## Start Given data

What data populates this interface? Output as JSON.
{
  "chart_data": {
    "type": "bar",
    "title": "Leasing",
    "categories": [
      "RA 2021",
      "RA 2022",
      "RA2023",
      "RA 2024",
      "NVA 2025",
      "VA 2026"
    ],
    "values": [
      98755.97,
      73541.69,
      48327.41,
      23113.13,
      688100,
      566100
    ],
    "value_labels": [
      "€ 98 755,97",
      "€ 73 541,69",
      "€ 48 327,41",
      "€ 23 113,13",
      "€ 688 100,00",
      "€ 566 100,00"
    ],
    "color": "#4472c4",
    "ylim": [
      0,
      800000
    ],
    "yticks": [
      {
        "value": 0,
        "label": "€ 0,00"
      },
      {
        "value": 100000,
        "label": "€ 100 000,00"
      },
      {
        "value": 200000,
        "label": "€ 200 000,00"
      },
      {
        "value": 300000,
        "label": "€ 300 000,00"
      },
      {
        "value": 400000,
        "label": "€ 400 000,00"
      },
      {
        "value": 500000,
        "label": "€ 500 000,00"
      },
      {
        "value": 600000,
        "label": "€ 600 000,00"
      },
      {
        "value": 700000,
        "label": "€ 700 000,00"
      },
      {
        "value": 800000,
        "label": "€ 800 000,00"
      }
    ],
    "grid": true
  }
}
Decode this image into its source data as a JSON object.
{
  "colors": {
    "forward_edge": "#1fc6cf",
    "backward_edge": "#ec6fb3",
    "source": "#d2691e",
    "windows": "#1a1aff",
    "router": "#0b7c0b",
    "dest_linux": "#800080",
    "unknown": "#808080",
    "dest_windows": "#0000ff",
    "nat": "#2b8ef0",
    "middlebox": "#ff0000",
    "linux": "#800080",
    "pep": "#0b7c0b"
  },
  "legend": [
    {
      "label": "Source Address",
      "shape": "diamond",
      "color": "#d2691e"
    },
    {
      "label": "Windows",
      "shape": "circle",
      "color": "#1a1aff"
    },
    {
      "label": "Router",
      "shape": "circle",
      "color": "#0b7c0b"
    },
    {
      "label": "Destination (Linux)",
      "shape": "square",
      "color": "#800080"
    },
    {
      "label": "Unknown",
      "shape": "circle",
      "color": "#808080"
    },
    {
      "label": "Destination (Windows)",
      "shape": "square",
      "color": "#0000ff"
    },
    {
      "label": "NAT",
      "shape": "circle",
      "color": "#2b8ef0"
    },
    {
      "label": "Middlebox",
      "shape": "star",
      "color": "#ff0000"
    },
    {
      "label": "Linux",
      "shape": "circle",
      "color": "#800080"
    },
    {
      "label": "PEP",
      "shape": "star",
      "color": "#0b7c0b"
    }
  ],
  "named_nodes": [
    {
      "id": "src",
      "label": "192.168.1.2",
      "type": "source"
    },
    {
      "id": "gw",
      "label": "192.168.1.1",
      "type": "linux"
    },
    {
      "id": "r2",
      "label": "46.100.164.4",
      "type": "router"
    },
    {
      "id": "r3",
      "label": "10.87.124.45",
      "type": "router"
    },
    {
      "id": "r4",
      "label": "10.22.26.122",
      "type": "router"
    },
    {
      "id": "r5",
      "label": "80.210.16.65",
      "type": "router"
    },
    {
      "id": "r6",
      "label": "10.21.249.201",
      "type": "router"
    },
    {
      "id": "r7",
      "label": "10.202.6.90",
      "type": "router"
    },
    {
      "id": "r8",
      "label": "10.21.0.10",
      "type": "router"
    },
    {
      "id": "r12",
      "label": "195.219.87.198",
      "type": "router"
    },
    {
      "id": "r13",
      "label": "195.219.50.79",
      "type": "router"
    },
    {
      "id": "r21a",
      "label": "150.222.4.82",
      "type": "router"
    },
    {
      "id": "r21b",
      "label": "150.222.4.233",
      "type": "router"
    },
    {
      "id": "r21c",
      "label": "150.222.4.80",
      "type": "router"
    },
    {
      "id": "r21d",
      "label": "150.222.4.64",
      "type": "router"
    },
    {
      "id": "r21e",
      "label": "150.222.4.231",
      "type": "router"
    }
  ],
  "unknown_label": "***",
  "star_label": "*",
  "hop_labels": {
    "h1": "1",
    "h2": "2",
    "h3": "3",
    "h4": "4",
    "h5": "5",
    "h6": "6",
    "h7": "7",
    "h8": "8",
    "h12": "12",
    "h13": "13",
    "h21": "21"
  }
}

## End Given data

Retype all the records, matching them exactly.

What data populates this interface? Output as JSON.
{
  "chart_data": {
    "type": "bar",
    "title": "Leasing",
    "categories": [
      "RA 2021",
      "RA 2022",
      "RA2023",
      "RA 2024",
      "NVA 2025",
      "VA 2026"
    ],
    "values": [
      98755.97,
      73541.69,
      48327.41,
      23113.13,
      688100,
      566100
    ],
    "value_labels": [
      "€ 98 755,97",
      "€ 73 541,69",
      "€ 48 327,41",
      "€ 23 113,13",
      "€ 688 100,00",
      "€ 566 100,00"
    ],
    "color": "#4472c4",
    "ylim": [
      0,
      800000
    ],
    "yticks": [
      {
        "value": 0,
        "label": "€ 0,00"
      },
      {
        "value": 100000,
        "label": "€ 100 000,00"
      },
      {
        "value": 200000,
        "label": "€ 200 000,00"
      },
      {
        "value": 300000,
        "label": "€ 300 000,00"
      },
      {
        "value": 400000,
        "label": "€ 400 000,00"
      },
      {
        "value": 500000,
        "label": "€ 500 000,00"
      },
      {
        "value": 600000,
        "label": "€ 600 000,00"
      },
      {
        "value": 700000,
        "label": "€ 700 000,00"
      },
      {
        "value": 800000,
        "label": "€ 800 000,00"
      }
    ],
    "grid": true
  }
}
Decode this image into its source data as a JSON object.
{
  "colors": {
    "forward_edge": "#1fc6cf",
    "backward_edge": "#ec6fb3",
    "source": "#d2691e",
    "windows": "#1a1aff",
    "router": "#0b7c0b",
    "dest_linux": "#800080",
    "unknown": "#808080",
    "dest_windows": "#0000ff",
    "nat": "#2b8ef0",
    "middlebox": "#ff0000",
    "linux": "#800080",
    "pep": "#0b7c0b"
  },
  "legend": [
    {
      "label": "Source Address",
      "shape": "diamond",
      "color": "#d2691e"
    },
    {
      "label": "Windows",
      "shape": "circle",
      "color": "#1a1aff"
    },
    {
      "label": "Router",
      "shape": "circle",
      "color": "#0b7c0b"
    },
    {
      "label": "Destination (Linux)",
      "shape": "square",
      "color": "#800080"
    },
    {
      "label": "Unknown",
      "shape": "circle",
      "color": "#808080"
    },
    {
      "label": "Destination (Windows)",
      "shape": "square",
      "color": "#0000ff"
    },
    {
      "label": "NAT",
      "shape": "circle",
      "color": "#2b8ef0"
    },
    {
      "label": "Middlebox",
      "shape": "star",
      "color": "#ff0000"
    },
    {
      "label": "Linux",
      "shape": "circle",
      "color": "#800080"
    },
    {
      "label": "PEP",
      "shape": "star",
      "color": "#0b7c0b"
    }
  ],
  "named_nodes": [
    {
      "id": "src",
      "label": "192.168.1.2",
      "type": "source"
    },
    {
      "id": "gw",
      "label": "192.168.1.1",
      "type": "linux"
    },
    {
      "id": "r2",
      "label": "46.100.164.4",
      "type": "router"
    },
    {
      "id": "r3",
      "label": "10.87.124.45",
      "type": "router"
    },
    {
      "id": "r4",
      "label": "10.22.26.122",
      "type": "router"
    },
    {
      "id": "r5",
      "label": "80.210.16.65",
      "type": "router"
    },
    {
      "id": "r6",
      "label": "10.21.249.201",
      "type": "router"
    },
    {
      "id": "r7",
      "label": "10.202.6.90",
      "type": "router"
    },
    {
      "id": "r8",
      "label": "10.21.0.10",
      "type": "router"
    },
    {
      "id": "r12",
      "label": "195.219.87.198",
      "type": "router"
    },
    {
      "id": "r13",
      "label": "195.219.50.79",
      "type": "router"
    },
    {
      "id": "r21a",
      "label": "150.222.4.82",
      "type": "router"
    },
    {
      "id": "r21b",
      "label": "150.222.4.233",
      "type": "router"
    },
    {
      "id": "r21c",
      "label": "150.222.4.80",
      "type": "router"
    },
    {
      "id": "r21d",
      "label": "150.222.4.64",
      "type": "router"
    },
    {
      "id": "r21e",
      "label": "150.222.4.231",
      "type": "router"
    }
  ],
  "unknown_label": "***",
  "star_label": "*",
  "hop_labels": {
    "h1": "1",
    "h2": "2",
    "h3": "3",
    "h4": "4",
    "h5": "5",
    "h6": "6",
    "h7": "7",
    "h8": "8",
    "h12": "12",
    "h13": "13",
    "h21": "21"
  }
}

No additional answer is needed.